**WHAT IS BEING ASKED:**
Locate every line below that contains the word "content" and copy it.

===== THE RECORDS

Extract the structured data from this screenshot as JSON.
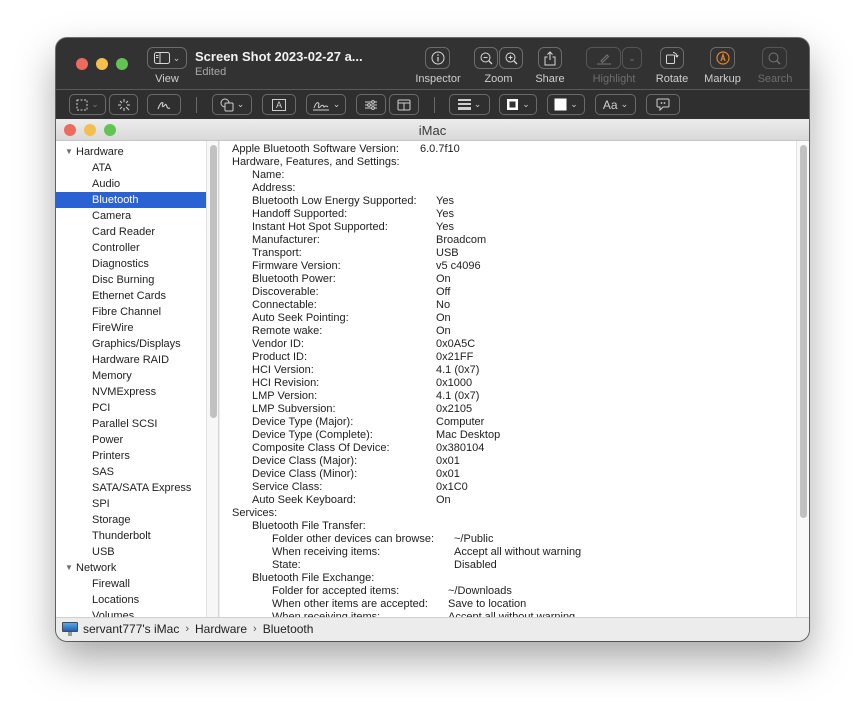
{
  "preview_window": {
    "title": "Screen Shot 2023-02-27 a...",
    "subtitle": "Edited",
    "toolbar": {
      "view_label": "View",
      "inspector_label": "Inspector",
      "zoom_label": "Zoom",
      "share_label": "Share",
      "highlight_label": "Highlight",
      "rotate_label": "Rotate",
      "markup_label": "Markup",
      "search_label": "Search"
    },
    "markup_toolbar": {
      "text_tool_glyph": "A",
      "font_glyph": "Aa"
    },
    "colors": {
      "markup_accent": "#e8832a",
      "selection_blue": "#2a62d3"
    }
  },
  "system_info_window": {
    "title": "iMac",
    "sidebar": {
      "items": [
        {
          "label": "Hardware",
          "type": "group",
          "expanded": true
        },
        {
          "label": "ATA"
        },
        {
          "label": "Audio"
        },
        {
          "label": "Bluetooth",
          "selected": true
        },
        {
          "label": "Camera"
        },
        {
          "label": "Card Reader"
        },
        {
          "label": "Controller"
        },
        {
          "label": "Diagnostics"
        },
        {
          "label": "Disc Burning"
        },
        {
          "label": "Ethernet Cards"
        },
        {
          "label": "Fibre Channel"
        },
        {
          "label": "FireWire"
        },
        {
          "label": "Graphics/Displays"
        },
        {
          "label": "Hardware RAID"
        },
        {
          "label": "Memory"
        },
        {
          "label": "NVMExpress"
        },
        {
          "label": "PCI"
        },
        {
          "label": "Parallel SCSI"
        },
        {
          "label": "Power"
        },
        {
          "label": "Printers"
        },
        {
          "label": "SAS"
        },
        {
          "label": "SATA/SATA Express"
        },
        {
          "label": "SPI"
        },
        {
          "label": "Storage"
        },
        {
          "label": "Thunderbolt"
        },
        {
          "label": "USB"
        },
        {
          "label": "Network",
          "type": "group",
          "expanded": true
        },
        {
          "label": "Firewall"
        },
        {
          "label": "Locations"
        },
        {
          "label": "Volumes"
        }
      ]
    },
    "content": {
      "rows": [
        {
          "indent": 0,
          "key": "Apple Bluetooth Software Version:",
          "value": "6.0.7f10",
          "vcol": "inline"
        },
        {
          "indent": 0,
          "key": "Hardware, Features, and Settings:",
          "value": ""
        },
        {
          "indent": 1,
          "key": "Name:",
          "value": ""
        },
        {
          "indent": 1,
          "key": "Address:",
          "value": ""
        },
        {
          "indent": 1,
          "key": "Bluetooth Low Energy Supported:",
          "value": "Yes"
        },
        {
          "indent": 1,
          "key": "Handoff Supported:",
          "value": "Yes"
        },
        {
          "indent": 1,
          "key": "Instant Hot Spot Supported:",
          "value": "Yes"
        },
        {
          "indent": 1,
          "key": "Manufacturer:",
          "value": "Broadcom"
        },
        {
          "indent": 1,
          "key": "Transport:",
          "value": "USB"
        },
        {
          "indent": 1,
          "key": "Firmware Version:",
          "value": "v5 c4096"
        },
        {
          "indent": 1,
          "key": "Bluetooth Power:",
          "value": "On"
        },
        {
          "indent": 1,
          "key": "Discoverable:",
          "value": "Off"
        },
        {
          "indent": 1,
          "key": "Connectable:",
          "value": "No"
        },
        {
          "indent": 1,
          "key": "Auto Seek Pointing:",
          "value": "On"
        },
        {
          "indent": 1,
          "key": "Remote wake:",
          "value": "On"
        },
        {
          "indent": 1,
          "key": "Vendor ID:",
          "value": "0x0A5C"
        },
        {
          "indent": 1,
          "key": "Product ID:",
          "value": "0x21FF"
        },
        {
          "indent": 1,
          "key": "HCI Version:",
          "value": "4.1 (0x7)"
        },
        {
          "indent": 1,
          "key": "HCI Revision:",
          "value": "0x1000"
        },
        {
          "indent": 1,
          "key": "LMP Version:",
          "value": "4.1 (0x7)"
        },
        {
          "indent": 1,
          "key": "LMP Subversion:",
          "value": "0x2105"
        },
        {
          "indent": 1,
          "key": "Device Type (Major):",
          "value": "Computer"
        },
        {
          "indent": 1,
          "key": "Device Type (Complete):",
          "value": "Mac Desktop"
        },
        {
          "indent": 1,
          "key": "Composite Class Of Device:",
          "value": "0x380104"
        },
        {
          "indent": 1,
          "key": "Device Class (Major):",
          "value": "0x01"
        },
        {
          "indent": 1,
          "key": "Device Class (Minor):",
          "value": "0x01"
        },
        {
          "indent": 1,
          "key": "Service Class:",
          "value": "0x1C0"
        },
        {
          "indent": 1,
          "key": "Auto Seek Keyboard:",
          "value": "On"
        },
        {
          "indent": 0,
          "key": "Services:",
          "value": ""
        },
        {
          "indent": 1,
          "key": "Bluetooth File Transfer:",
          "value": ""
        },
        {
          "indent": 2,
          "key": "Folder other devices can browse:",
          "value": "~/Public",
          "vcol": "ft1"
        },
        {
          "indent": 2,
          "key": "When receiving items:",
          "value": "Accept all without warning",
          "vcol": "ft2"
        },
        {
          "indent": 2,
          "key": "State:",
          "value": "Disabled",
          "vcol": "ft2"
        },
        {
          "indent": 1,
          "key": "Bluetooth File Exchange:",
          "value": ""
        },
        {
          "indent": 2,
          "key": "Folder for accepted items:",
          "value": "~/Downloads",
          "vcol": "fe"
        },
        {
          "indent": 2,
          "key": "When other items are accepted:",
          "value": "Save to location",
          "vcol": "fe"
        },
        {
          "indent": 2,
          "key": "When receiving items:",
          "value": "Accept all without warning",
          "vcol": "fe"
        }
      ]
    },
    "breadcrumb": {
      "computer": "servant777's iMac",
      "separator": "›",
      "section": "Hardware",
      "item": "Bluetooth"
    }
  }
}
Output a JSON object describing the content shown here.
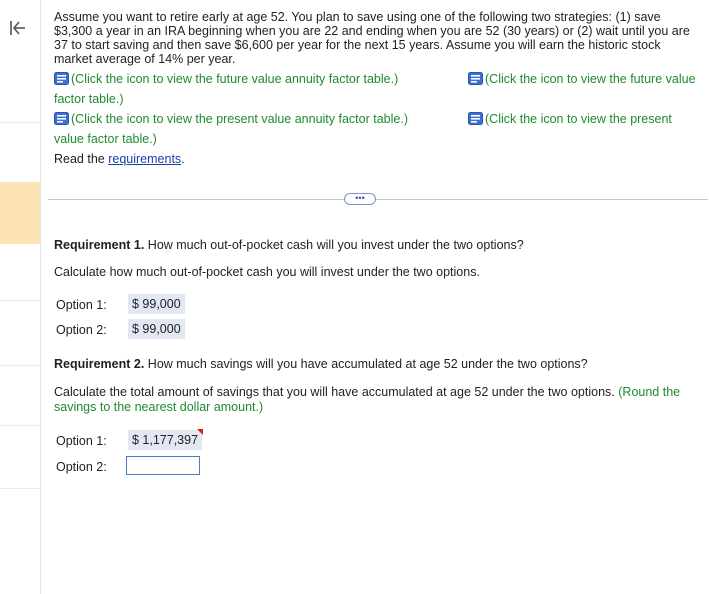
{
  "problem": {
    "intro": "Assume you want to retire early at age 52. You plan to save using one of the following two strategies: (1) save $3,300 a year in an IRA beginning when you are 22 and ending when you are 52 (30 years) or (2) wait until you are 37 to start saving and then save $6,600 per year for the next 15 years. Assume you will earn the historic stock market average of 14% per year.",
    "fv_annuity_link": "(Click the icon to view the future value annuity factor table.)",
    "fv_link_start": "(Click the icon to view the future value",
    "fv_link_cont": "factor table.)",
    "pv_annuity_link": "(Click the icon to view the present value annuity factor table.)",
    "pv_link_start": "(Click the icon to view the present",
    "pv_link_cont": "value factor table.)",
    "read_prefix": "Read the ",
    "requirements_link": "requirements",
    "read_suffix": "."
  },
  "divider": {
    "more_label": "•••"
  },
  "req1": {
    "title": "Requirement 1.",
    "question": " How much out-of-pocket cash will you invest under the two options?",
    "instruction": "Calculate how much out-of-pocket cash you will invest under the two options.",
    "option1_label": "Option 1:",
    "option1_value": "$  99,000",
    "option2_label": "Option 2:",
    "option2_value": "$  99,000"
  },
  "req2": {
    "title": "Requirement 2.",
    "question": " How much savings will you have accumulated at age 52 under the two options?",
    "instruction": "Calculate the total amount of savings that you will have accumulated at age 52 under the two options.",
    "round_note": "(Round the savings to the nearest dollar amount.)",
    "option1_label": "Option 1:",
    "option1_value": "$ 1,177,397",
    "option2_label": "Option 2:",
    "option2_value": ""
  },
  "colors": {
    "accent_green": "#1f8a2e",
    "link_blue": "#1a3fb0",
    "input_border": "#4d79c9",
    "sidebar_highlight": "#fbe3b4"
  }
}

==========

**ANSWER TO THIS TASK:**
    "content": {
Output a JSON object describing the content shown here.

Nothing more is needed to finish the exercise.